Data shown:
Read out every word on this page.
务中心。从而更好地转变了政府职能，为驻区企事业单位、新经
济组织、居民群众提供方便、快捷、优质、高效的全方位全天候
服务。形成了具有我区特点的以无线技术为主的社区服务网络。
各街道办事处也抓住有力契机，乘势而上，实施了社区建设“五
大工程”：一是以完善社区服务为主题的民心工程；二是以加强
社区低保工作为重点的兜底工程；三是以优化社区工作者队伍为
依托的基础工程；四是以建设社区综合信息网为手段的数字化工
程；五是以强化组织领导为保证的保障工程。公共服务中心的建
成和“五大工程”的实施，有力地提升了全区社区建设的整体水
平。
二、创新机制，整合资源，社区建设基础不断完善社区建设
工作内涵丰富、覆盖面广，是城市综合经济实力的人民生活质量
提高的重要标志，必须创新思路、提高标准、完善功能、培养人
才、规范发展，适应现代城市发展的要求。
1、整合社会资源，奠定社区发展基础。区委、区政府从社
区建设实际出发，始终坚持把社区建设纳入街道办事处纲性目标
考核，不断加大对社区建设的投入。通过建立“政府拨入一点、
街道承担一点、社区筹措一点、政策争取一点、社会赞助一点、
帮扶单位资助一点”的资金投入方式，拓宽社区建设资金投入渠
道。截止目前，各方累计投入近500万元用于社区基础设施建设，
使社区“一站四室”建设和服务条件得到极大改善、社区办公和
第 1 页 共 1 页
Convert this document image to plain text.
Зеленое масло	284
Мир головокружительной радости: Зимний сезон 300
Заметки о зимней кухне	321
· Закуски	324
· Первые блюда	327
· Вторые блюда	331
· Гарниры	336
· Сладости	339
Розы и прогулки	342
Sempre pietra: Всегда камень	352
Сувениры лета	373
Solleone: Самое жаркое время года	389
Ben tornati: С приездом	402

Problem statement: Copy out each line of the records that holds the string "this".

Exercise answer:
Read out every word on this page.
Convert this document image to plain text.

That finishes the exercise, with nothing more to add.